__BRIEF__
Find each line with "RESPONDEU" and copy it.

::::::

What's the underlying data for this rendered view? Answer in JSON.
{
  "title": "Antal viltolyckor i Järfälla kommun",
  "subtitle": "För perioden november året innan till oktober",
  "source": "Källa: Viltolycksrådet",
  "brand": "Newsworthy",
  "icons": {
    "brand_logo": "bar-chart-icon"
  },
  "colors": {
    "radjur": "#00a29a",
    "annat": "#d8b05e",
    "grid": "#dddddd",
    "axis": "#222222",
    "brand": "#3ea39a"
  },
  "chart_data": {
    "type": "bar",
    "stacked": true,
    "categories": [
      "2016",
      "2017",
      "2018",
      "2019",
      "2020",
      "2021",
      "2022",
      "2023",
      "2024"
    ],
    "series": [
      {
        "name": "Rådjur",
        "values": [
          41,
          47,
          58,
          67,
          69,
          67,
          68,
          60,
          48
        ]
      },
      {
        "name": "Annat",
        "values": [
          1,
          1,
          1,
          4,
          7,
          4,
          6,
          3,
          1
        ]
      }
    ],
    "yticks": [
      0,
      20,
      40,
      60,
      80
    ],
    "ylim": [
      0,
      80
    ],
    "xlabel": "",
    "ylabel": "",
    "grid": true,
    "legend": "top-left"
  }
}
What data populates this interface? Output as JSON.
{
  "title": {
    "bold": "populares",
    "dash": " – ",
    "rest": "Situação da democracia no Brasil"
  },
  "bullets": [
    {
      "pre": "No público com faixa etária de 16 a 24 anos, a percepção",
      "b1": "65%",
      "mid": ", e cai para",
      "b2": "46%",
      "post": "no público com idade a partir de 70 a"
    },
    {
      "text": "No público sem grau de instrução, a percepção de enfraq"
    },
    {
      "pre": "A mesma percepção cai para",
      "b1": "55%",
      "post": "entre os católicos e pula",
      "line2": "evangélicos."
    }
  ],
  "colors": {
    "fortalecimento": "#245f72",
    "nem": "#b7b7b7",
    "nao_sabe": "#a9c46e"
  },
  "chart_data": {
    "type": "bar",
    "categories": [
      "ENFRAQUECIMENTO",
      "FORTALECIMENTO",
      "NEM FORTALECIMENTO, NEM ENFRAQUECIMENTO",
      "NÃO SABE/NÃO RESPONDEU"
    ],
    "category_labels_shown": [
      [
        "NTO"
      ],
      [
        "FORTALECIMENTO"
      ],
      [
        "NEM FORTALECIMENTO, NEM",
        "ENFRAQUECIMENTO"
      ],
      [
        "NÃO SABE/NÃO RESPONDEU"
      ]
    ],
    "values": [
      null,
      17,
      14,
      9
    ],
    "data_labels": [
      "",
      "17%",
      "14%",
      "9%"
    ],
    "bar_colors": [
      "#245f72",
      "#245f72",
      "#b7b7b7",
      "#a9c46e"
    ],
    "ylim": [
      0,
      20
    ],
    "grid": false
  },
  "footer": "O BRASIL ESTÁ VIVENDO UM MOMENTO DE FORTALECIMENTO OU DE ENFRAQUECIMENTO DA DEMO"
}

::::::

__TASK ANSWER__
      "NÃO SABE/NÃO RESPONDEU"
        "NÃO SABE/NÃO RESPONDEU"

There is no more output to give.